**Do this**:
Pictures should be excluded; otherwise, copy every entry exactly.

## Start Available data

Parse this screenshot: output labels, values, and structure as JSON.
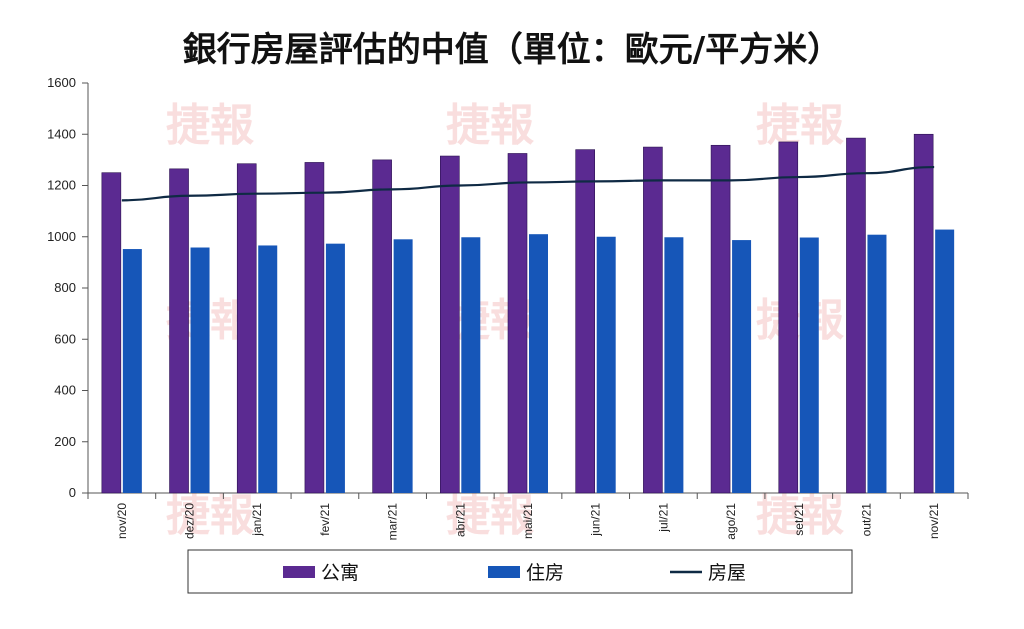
{
  "title": "銀行房屋評估的中值（單位：歐元/平方米）",
  "watermark_text": "捷報",
  "chart_data": {
    "type": "bar",
    "categories": [
      "nov/20",
      "dez/20",
      "jan/21",
      "fev/21",
      "mar/21",
      "abr/21",
      "mai/21",
      "jun/21",
      "jul/21",
      "ago/21",
      "set/21",
      "out/21",
      "nov/21"
    ],
    "series": [
      {
        "name": "公寓",
        "type": "bar",
        "color": "#5b2a91",
        "values": [
          1250,
          1265,
          1285,
          1290,
          1300,
          1315,
          1325,
          1340,
          1350,
          1357,
          1370,
          1385,
          1400
        ]
      },
      {
        "name": "住房",
        "type": "bar",
        "color": "#1656b8",
        "values": [
          952,
          958,
          966,
          973,
          990,
          998,
          1010,
          1000,
          998,
          987,
          997,
          1008,
          1028
        ]
      },
      {
        "name": "房屋",
        "type": "line",
        "color": "#0f2a44",
        "values": [
          1142,
          1160,
          1168,
          1172,
          1185,
          1200,
          1212,
          1216,
          1220,
          1220,
          1233,
          1248,
          1272
        ]
      }
    ],
    "ylim": [
      0,
      1600
    ],
    "yticks": [
      0,
      200,
      400,
      600,
      800,
      1000,
      1200,
      1400,
      1600
    ],
    "grid": false,
    "legend_position": "bottom"
  }
}
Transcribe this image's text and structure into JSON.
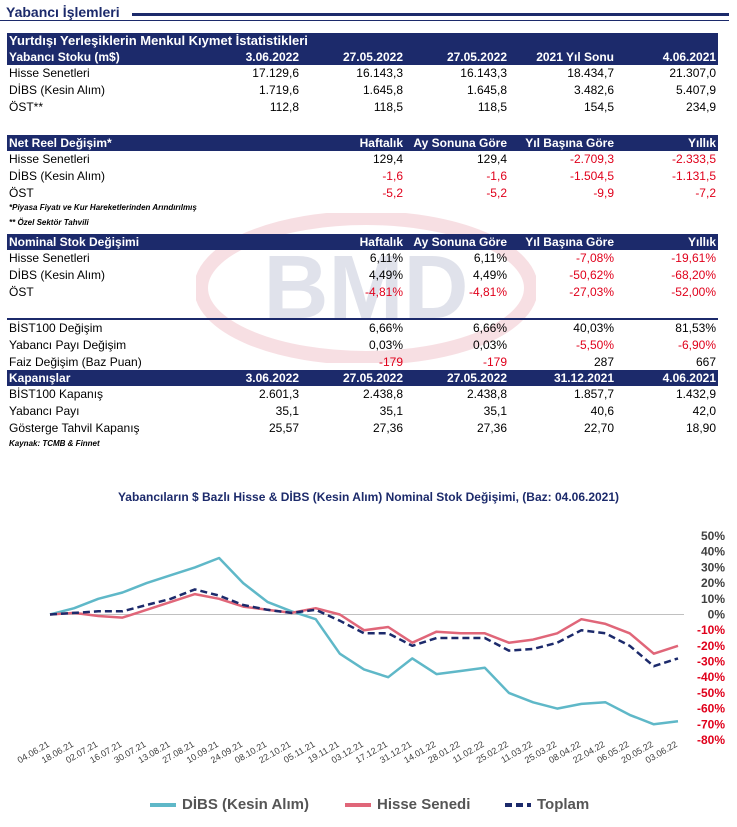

## End Available data

**Result below**:
Parse this screenshot: output labels, values, and structure as JSON.
{
  "title": "銀行房屋評估的中值（單位：歐元/平方米）",
  "watermark_text": "捷報",
  "chart_data": {
    "type": "bar",
    "categories": [
      "nov/20",
      "dez/20",
      "jan/21",
      "fev/21",
      "mar/21",
      "abr/21",
      "mai/21",
      "jun/21",
      "jul/21",
      "ago/21",
      "set/21",
      "out/21",
      "nov/21"
    ],
    "series": [
      {
        "name": "公寓",
        "type": "bar",
        "color": "#5b2a91",
        "values": [
          1250,
          1265,
          1285,
          1290,
          1300,
          1315,
          1325,
          1340,
          1350,
          1357,
          1370,
          1385,
          1400
        ]
      },
      {
        "name": "住房",
        "type": "bar",
        "color": "#1656b8",
        "values": [
          952,
          958,
          966,
          973,
          990,
          998,
          1010,
          1000,
          998,
          987,
          997,
          1008,
          1028
        ]
      },
      {
        "name": "房屋",
        "type": "line",
        "color": "#0f2a44",
        "values": [
          1142,
          1160,
          1168,
          1172,
          1185,
          1200,
          1212,
          1216,
          1220,
          1220,
          1233,
          1248,
          1272
        ]
      }
    ],
    "ylim": [
      0,
      1600
    ],
    "yticks": [
      0,
      200,
      400,
      600,
      800,
      1000,
      1200,
      1400,
      1600
    ],
    "grid": false,
    "legend_position": "bottom"
  }
}
Transcribe this image's text and structure into JSON.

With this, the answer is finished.